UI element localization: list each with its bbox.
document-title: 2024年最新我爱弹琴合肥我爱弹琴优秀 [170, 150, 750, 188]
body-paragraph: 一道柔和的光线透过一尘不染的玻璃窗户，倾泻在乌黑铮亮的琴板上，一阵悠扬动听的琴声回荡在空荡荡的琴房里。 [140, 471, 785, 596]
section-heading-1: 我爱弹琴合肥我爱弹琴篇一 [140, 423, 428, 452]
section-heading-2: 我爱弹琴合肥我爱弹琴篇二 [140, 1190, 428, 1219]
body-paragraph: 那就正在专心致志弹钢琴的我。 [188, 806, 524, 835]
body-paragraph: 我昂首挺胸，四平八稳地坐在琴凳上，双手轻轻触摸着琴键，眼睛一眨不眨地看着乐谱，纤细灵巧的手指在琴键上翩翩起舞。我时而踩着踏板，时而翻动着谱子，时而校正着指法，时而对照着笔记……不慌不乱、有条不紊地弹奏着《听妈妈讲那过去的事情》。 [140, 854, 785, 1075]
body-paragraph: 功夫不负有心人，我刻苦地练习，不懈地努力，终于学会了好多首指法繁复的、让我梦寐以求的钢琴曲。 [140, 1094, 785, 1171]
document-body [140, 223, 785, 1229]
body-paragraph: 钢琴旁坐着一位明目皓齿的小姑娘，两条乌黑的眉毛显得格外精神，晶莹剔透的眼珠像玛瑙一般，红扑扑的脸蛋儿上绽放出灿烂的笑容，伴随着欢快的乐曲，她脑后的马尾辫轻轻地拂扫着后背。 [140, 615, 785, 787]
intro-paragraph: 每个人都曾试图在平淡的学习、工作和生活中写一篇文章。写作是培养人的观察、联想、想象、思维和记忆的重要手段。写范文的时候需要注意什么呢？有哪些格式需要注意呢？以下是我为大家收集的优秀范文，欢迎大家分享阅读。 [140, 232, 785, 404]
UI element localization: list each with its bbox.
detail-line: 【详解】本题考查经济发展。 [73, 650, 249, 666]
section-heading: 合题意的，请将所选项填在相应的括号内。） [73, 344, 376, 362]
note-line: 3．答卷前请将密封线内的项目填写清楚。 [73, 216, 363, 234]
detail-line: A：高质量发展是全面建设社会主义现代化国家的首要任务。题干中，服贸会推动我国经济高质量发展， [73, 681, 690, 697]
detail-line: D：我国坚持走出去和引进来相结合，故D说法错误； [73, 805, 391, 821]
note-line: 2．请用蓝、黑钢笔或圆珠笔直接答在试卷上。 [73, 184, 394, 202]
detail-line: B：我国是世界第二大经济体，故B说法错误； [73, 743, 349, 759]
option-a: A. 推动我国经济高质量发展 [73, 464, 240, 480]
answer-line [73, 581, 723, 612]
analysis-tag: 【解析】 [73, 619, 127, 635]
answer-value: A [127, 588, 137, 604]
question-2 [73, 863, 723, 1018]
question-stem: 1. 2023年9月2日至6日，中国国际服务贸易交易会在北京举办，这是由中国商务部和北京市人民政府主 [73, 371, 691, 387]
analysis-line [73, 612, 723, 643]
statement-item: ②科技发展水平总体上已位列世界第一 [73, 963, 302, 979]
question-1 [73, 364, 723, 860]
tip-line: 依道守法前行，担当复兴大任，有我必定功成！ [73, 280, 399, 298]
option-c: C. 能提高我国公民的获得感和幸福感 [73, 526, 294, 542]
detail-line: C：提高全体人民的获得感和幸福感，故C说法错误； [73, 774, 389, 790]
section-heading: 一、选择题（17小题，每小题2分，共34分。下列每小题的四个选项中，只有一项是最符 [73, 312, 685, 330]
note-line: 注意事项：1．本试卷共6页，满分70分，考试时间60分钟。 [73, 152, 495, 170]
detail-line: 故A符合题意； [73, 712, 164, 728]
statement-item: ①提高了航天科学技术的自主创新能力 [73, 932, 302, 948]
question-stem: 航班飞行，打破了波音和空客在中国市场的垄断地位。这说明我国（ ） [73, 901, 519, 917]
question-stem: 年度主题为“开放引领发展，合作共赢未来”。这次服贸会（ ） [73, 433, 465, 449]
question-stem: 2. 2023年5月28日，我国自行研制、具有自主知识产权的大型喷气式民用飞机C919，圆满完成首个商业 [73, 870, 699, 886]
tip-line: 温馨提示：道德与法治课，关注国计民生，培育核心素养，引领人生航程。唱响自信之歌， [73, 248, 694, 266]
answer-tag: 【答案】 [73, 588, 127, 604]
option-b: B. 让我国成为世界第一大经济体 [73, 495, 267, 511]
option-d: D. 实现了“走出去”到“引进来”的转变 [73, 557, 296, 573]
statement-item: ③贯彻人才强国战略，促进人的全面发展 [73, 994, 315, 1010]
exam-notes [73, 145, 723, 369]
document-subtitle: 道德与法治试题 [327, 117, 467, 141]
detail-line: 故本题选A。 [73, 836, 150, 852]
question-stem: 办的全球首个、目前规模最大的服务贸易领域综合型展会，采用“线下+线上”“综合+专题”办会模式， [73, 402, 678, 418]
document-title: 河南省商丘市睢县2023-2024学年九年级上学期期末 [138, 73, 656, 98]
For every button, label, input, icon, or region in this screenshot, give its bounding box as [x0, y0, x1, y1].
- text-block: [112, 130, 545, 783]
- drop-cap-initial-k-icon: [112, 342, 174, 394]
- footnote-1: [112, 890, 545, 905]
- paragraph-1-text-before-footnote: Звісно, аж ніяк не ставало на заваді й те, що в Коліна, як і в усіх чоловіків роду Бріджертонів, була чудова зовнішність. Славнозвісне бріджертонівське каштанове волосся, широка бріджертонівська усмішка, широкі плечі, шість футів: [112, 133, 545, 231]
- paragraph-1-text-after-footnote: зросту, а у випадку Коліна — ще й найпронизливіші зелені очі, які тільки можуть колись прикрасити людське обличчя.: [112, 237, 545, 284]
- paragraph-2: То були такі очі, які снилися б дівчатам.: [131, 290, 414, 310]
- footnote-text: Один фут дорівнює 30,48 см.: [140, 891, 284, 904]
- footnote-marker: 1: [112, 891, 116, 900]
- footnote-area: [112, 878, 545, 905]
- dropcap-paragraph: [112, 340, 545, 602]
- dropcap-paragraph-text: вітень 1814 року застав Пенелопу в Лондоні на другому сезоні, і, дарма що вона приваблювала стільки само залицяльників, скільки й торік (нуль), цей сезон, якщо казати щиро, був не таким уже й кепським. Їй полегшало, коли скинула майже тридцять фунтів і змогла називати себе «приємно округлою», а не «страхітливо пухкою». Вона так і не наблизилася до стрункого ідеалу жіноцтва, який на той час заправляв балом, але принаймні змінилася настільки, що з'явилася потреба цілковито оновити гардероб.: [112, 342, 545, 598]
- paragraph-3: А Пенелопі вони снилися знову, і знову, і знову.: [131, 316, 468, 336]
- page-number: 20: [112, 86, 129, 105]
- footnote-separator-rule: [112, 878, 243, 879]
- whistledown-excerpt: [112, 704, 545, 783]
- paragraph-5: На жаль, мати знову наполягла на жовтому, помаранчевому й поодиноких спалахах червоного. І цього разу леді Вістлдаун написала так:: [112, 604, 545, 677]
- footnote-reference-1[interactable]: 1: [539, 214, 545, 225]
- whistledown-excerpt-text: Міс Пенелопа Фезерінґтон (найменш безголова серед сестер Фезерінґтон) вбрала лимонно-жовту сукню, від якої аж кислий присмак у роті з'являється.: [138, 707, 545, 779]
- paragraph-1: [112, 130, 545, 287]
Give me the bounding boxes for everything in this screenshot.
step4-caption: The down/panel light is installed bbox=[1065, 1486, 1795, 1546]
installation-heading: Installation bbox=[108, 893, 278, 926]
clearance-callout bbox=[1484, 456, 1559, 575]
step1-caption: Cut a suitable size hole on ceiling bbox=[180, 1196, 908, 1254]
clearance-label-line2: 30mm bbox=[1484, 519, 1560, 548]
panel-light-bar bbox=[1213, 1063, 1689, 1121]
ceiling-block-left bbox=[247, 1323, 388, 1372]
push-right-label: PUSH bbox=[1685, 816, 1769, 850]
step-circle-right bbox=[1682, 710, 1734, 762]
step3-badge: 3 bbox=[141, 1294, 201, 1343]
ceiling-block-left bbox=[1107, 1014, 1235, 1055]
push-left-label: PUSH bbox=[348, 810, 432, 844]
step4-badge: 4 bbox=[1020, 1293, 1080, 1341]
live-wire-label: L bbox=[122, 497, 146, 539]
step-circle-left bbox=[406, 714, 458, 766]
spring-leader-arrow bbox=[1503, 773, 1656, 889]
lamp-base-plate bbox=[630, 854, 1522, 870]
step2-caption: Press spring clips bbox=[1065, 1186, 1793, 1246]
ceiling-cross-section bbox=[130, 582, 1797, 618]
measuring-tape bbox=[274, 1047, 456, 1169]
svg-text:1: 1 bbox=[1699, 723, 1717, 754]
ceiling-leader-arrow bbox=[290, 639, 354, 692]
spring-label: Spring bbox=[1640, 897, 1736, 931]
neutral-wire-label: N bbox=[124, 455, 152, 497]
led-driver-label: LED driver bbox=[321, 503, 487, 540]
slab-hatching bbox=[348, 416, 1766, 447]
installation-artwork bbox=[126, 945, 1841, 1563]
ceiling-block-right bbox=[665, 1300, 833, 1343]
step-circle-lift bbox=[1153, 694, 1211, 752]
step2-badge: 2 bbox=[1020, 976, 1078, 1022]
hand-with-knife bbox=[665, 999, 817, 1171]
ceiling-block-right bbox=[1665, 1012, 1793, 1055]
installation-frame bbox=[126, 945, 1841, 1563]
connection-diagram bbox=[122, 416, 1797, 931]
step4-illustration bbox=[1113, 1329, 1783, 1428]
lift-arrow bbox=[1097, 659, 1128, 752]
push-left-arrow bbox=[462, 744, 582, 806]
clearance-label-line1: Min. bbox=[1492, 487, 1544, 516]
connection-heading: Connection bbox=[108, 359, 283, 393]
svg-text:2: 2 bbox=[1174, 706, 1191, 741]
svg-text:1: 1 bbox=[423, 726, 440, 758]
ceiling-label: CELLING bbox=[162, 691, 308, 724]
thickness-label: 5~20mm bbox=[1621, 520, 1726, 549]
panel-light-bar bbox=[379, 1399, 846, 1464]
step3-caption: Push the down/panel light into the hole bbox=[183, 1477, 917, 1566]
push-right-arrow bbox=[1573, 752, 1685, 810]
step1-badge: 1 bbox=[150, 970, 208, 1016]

PROBLEM DESCRIPTION>
Update the lines from the start up to and including the line with "question-1 [73, 364, 723, 860]" by replacing "body-paragraph" with "text-block" and leaving everything else unchanged. Give only these lines.

WRITTEN ANSWER>
UI element localization: list each with its bbox.
document-title: 2024年最新我爱弹琴合肥我爱弹琴优秀 [170, 150, 750, 188]
text-block: 一道柔和的光线透过一尘不染的玻璃窗户，倾泻在乌黑铮亮的琴板上，一阵悠扬动听的琴声回荡在空荡荡的琴房里。 [140, 471, 785, 596]
section-heading-1: 我爱弹琴合肥我爱弹琴篇一 [140, 423, 428, 452]
section-heading-2: 我爱弹琴合肥我爱弹琴篇二 [140, 1190, 428, 1219]
text-block: 那就正在专心致志弹钢琴的我。 [188, 806, 524, 835]
text-block: 我昂首挺胸，四平八稳地坐在琴凳上，双手轻轻触摸着琴键，眼睛一眨不眨地看着乐谱，纤细灵巧的手指在琴键上翩翩起舞。我时而踩着踏板，时而翻动着谱子，时而校正着指法，时而对照着笔记……不慌不乱、有条不紊地弹奏着《听妈妈讲那过去的事情》。 [140, 854, 785, 1075]
text-block: 功夫不负有心人，我刻苦地练习，不懈地努力，终于学会了好多首指法繁复的、让我梦寐以求的钢琴曲。 [140, 1094, 785, 1171]
document-body [140, 223, 785, 1229]
text-block: 钢琴旁坐着一位明目皓齿的小姑娘，两条乌黑的眉毛显得格外精神，晶莹剔透的眼珠像玛瑙一般，红扑扑的脸蛋儿上绽放出灿烂的笑容，伴随着欢快的乐曲，她脑后的马尾辫轻轻地拂扫着后背。 [140, 615, 785, 787]
intro-paragraph: 每个人都曾试图在平淡的学习、工作和生活中写一篇文章。写作是培养人的观察、联想、想象、思维和记忆的重要手段。写范文的时候需要注意什么呢？有哪些格式需要注意呢？以下是我为大家收集的优秀范文，欢迎大家分享阅读。 [140, 232, 785, 404]
UI element localization: list each with its bbox.
detail-line: 【详解】本题考查经济发展。 [73, 650, 249, 666]
section-heading: 合题意的，请将所选项填在相应的括号内。） [73, 344, 376, 362]
note-line: 3．答卷前请将密封线内的项目填写清楚。 [73, 216, 363, 234]
detail-line: A：高质量发展是全面建设社会主义现代化国家的首要任务。题干中，服贸会推动我国经济高质量发展， [73, 681, 690, 697]
detail-line: D：我国坚持走出去和引进来相结合，故D说法错误； [73, 805, 391, 821]
note-line: 2．请用蓝、黑钢笔或圆珠笔直接答在试卷上。 [73, 184, 394, 202]
detail-line: B：我国是世界第二大经济体，故B说法错误； [73, 743, 349, 759]
option-a: A. 推动我国经济高质量发展 [73, 464, 240, 480]
answer-line [73, 581, 723, 612]
analysis-tag: 【解析】 [73, 619, 127, 635]
answer-value: A [127, 588, 137, 604]
question-2 [73, 863, 723, 1018]
question-stem: 1. 2023年9月2日至6日，中国国际服务贸易交易会在北京举办，这是由中国商务部和北京市人民政府主 [73, 371, 691, 387]
analysis-line [73, 612, 723, 643]
statement-item: ②科技发展水平总体上已位列世界第一 [73, 963, 302, 979]
question-1 [73, 364, 723, 860]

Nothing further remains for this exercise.